> WHAT TO DO
Repeat all of the records verbatim.

──────────

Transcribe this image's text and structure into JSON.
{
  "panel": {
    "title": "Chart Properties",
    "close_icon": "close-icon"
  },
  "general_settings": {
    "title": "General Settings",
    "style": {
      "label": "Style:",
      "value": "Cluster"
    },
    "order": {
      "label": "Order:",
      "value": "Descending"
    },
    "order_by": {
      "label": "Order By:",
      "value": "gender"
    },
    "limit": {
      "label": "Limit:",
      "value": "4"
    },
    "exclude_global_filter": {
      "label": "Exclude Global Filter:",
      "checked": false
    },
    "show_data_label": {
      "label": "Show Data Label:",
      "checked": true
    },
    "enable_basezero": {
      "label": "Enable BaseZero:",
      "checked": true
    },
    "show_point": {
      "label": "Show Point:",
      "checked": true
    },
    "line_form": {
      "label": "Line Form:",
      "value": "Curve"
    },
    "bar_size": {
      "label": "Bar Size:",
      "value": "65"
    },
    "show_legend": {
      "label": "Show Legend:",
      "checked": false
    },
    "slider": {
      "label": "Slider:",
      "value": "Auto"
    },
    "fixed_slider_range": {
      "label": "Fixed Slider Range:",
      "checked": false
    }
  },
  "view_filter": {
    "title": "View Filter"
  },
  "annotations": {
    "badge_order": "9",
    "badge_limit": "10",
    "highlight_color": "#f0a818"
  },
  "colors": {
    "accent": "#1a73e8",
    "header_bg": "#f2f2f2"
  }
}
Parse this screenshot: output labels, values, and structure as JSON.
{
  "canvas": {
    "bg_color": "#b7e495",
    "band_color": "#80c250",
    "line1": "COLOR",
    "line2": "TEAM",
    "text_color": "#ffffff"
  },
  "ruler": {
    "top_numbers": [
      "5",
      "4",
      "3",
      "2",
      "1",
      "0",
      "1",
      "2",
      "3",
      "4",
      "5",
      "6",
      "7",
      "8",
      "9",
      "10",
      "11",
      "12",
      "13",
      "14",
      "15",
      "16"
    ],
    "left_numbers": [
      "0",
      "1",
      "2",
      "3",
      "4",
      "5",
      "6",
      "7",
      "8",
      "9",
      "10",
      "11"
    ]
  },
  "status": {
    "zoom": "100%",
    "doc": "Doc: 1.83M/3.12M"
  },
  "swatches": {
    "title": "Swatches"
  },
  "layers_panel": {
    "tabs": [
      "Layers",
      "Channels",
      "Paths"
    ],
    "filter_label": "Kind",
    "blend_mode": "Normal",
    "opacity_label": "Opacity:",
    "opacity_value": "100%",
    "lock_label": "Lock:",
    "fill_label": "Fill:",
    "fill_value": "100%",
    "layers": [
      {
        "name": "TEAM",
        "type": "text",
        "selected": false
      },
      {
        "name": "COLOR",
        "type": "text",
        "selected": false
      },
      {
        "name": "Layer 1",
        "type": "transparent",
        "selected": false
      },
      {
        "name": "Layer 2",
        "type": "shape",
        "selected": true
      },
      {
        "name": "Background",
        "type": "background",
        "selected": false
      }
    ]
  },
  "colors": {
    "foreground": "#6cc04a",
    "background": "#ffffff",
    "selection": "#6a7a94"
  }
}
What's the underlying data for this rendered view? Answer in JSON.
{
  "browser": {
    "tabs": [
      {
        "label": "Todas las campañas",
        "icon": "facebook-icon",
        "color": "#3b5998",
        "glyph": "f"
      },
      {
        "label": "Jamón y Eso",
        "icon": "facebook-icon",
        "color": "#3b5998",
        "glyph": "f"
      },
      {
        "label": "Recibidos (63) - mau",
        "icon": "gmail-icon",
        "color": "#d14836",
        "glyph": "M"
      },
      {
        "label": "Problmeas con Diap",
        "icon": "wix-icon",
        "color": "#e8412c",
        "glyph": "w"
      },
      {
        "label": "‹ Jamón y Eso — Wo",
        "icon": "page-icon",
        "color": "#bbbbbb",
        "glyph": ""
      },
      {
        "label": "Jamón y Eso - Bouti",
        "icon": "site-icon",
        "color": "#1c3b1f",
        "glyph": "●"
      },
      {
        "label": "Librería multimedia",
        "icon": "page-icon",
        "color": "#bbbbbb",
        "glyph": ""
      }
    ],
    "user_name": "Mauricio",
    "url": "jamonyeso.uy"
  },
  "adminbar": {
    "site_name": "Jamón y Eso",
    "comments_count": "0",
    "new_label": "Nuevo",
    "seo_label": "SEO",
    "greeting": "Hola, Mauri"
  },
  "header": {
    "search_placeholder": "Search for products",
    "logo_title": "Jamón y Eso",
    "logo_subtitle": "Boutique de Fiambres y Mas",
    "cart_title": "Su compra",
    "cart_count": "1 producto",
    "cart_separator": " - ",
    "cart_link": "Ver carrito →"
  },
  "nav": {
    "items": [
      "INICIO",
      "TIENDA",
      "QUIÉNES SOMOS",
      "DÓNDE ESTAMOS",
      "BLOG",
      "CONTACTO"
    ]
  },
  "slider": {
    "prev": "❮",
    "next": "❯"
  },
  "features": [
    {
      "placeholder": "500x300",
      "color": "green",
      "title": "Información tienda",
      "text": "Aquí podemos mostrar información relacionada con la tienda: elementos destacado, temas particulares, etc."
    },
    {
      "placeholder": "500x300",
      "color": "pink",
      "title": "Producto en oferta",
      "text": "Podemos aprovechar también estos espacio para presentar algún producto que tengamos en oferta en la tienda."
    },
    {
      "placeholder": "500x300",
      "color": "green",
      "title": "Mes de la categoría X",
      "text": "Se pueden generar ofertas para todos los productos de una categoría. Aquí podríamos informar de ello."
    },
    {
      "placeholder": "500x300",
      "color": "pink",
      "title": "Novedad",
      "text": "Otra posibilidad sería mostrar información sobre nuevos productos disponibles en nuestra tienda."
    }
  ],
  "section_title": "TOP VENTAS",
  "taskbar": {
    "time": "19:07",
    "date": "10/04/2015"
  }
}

──────────

> RESPONSE TO THIS TASK
Transcribe this image's text and structure into JSON.
{
  "panel": {
    "title": "Chart Properties",
    "close_icon": "close-icon"
  },
  "general_settings": {
    "title": "General Settings",
    "style": {
      "label": "Style:",
      "value": "Cluster"
    },
    "order": {
      "label": "Order:",
      "value": "Descending"
    },
    "order_by": {
      "label": "Order By:",
      "value": "gender"
    },
    "limit": {
      "label": "Limit:",
      "value": "4"
    },
    "exclude_global_filter": {
      "label": "Exclude Global Filter:",
      "checked": false
    },
    "show_data_label": {
      "label": "Show Data Label:",
      "checked": true
    },
    "enable_basezero": {
      "label": "Enable BaseZero:",
      "checked": true
    },
    "show_point": {
      "label": "Show Point:",
      "checked": true
    },
    "line_form": {
      "label": "Line Form:",
      "value": "Curve"
    },
    "bar_size": {
      "label": "Bar Size:",
      "value": "65"
    },
    "show_legend": {
      "label": "Show Legend:",
      "checked": false
    },
    "slider": {
      "label": "Slider:",
      "value": "Auto"
    },
    "fixed_slider_range": {
      "label": "Fixed Slider Range:",
      "checked": false
    }
  },
  "view_filter": {
    "title": "View Filter"
  },
  "annotations": {
    "badge_order": "9",
    "badge_limit": "10",
    "highlight_color": "#f0a818"
  },
  "colors": {
    "accent": "#1a73e8",
    "header_bg": "#f2f2f2"
  }
}
Parse this screenshot: output labels, values, and structure as JSON.
{
  "canvas": {
    "bg_color": "#b7e495",
    "band_color": "#80c250",
    "line1": "COLOR",
    "line2": "TEAM",
    "text_color": "#ffffff"
  },
  "ruler": {
    "top_numbers": [
      "5",
      "4",
      "3",
      "2",
      "1",
      "0",
      "1",
      "2",
      "3",
      "4",
      "5",
      "6",
      "7",
      "8",
      "9",
      "10",
      "11",
      "12",
      "13",
      "14",
      "15",
      "16"
    ],
    "left_numbers": [
      "0",
      "1",
      "2",
      "3",
      "4",
      "5",
      "6",
      "7",
      "8",
      "9",
      "10",
      "11"
    ]
  },
  "status": {
    "zoom": "100%",
    "doc": "Doc: 1.83M/3.12M"
  },
  "swatches": {
    "title": "Swatches"
  },
  "layers_panel": {
    "tabs": [
      "Layers",
      "Channels",
      "Paths"
    ],
    "filter_label": "Kind",
    "blend_mode": "Normal",
    "opacity_label": "Opacity:",
    "opacity_value": "100%",
    "lock_label": "Lock:",
    "fill_label": "Fill:",
    "fill_value": "100%",
    "layers": [
      {
        "name": "TEAM",
        "type": "text",
        "selected": false
      },
      {
        "name": "COLOR",
        "type": "text",
        "selected": false
      },
      {
        "name": "Layer 1",
        "type": "transparent",
        "selected": false
      },
      {
        "name": "Layer 2",
        "type": "shape",
        "selected": true
      },
      {
        "name": "Background",
        "type": "background",
        "selected": false
      }
    ]
  },
  "colors": {
    "foreground": "#6cc04a",
    "background": "#ffffff",
    "selection": "#6a7a94"
  }
}
What's the underlying data for this rendered view? Answer in JSON.
{
  "browser": {
    "tabs": [
      {
        "label": "Todas las campañas",
        "icon": "facebook-icon",
        "color": "#3b5998",
        "glyph": "f"
      },
      {
        "label": "Jamón y Eso",
        "icon": "facebook-icon",
        "color": "#3b5998",
        "glyph": "f"
      },
      {
        "label": "Recibidos (63) - mau",
        "icon": "gmail-icon",
        "color": "#d14836",
        "glyph": "M"
      },
      {
        "label": "Problmeas con Diap",
        "icon": "wix-icon",
        "color": "#e8412c",
        "glyph": "w"
      },
      {
        "label": "‹ Jamón y Eso — Wo",
        "icon": "page-icon",
        "color": "#bbbbbb",
        "glyph": ""
      },
      {
        "label": "Jamón y Eso - Bouti",
        "icon": "site-icon",
        "color": "#1c3b1f",
        "glyph": "●"
      },
      {
        "label": "Librería multimedia",
        "icon": "page-icon",
        "color": "#bbbbbb",
        "glyph": ""
      }
    ],
    "user_name": "Mauricio",
    "url": "jamonyeso.uy"
  },
  "adminbar": {
    "site_name": "Jamón y Eso",
    "comments_count": "0",
    "new_label": "Nuevo",
    "seo_label": "SEO",
    "greeting": "Hola, Mauri"
  },
  "header": {
    "search_placeholder": "Search for products",
    "logo_title": "Jamón y Eso",
    "logo_subtitle": "Boutique de Fiambres y Mas",
    "cart_title": "Su compra",
    "cart_count": "1 producto",
    "cart_separator": " - ",
    "cart_link": "Ver carrito →"
  },
  "nav": {
    "items": [
      "INICIO",
      "TIENDA",
      "QUIÉNES SOMOS",
      "DÓNDE ESTAMOS",
      "BLOG",
      "CONTACTO"
    ]
  },
  "slider": {
    "prev": "❮",
    "next": "❯"
  },
  "features": [
    {
      "placeholder": "500x300",
      "color": "green",
      "title": "Información tienda",
      "text": "Aquí podemos mostrar información relacionada con la tienda: elementos destacado, temas particulares, etc."
    },
    {
      "placeholder": "500x300",
      "color": "pink",
      "title": "Producto en oferta",
      "text": "Podemos aprovechar también estos espacio para presentar algún producto que tengamos en oferta en la tienda."
    },
    {
      "placeholder": "500x300",
      "color": "green",
      "title": "Mes de la categoría X",
      "text": "Se pueden generar ofertas para todos los productos de una categoría. Aquí podríamos informar de ello."
    },
    {
      "placeholder": "500x300",
      "color": "pink",
      "title": "Novedad",
      "text": "Otra posibilidad sería mostrar información sobre nuevos productos disponibles en nuestra tienda."
    }
  ],
  "section_title": "TOP VENTAS",
  "taskbar": {
    "time": "19:07",
    "date": "10/04/2015"
  }
}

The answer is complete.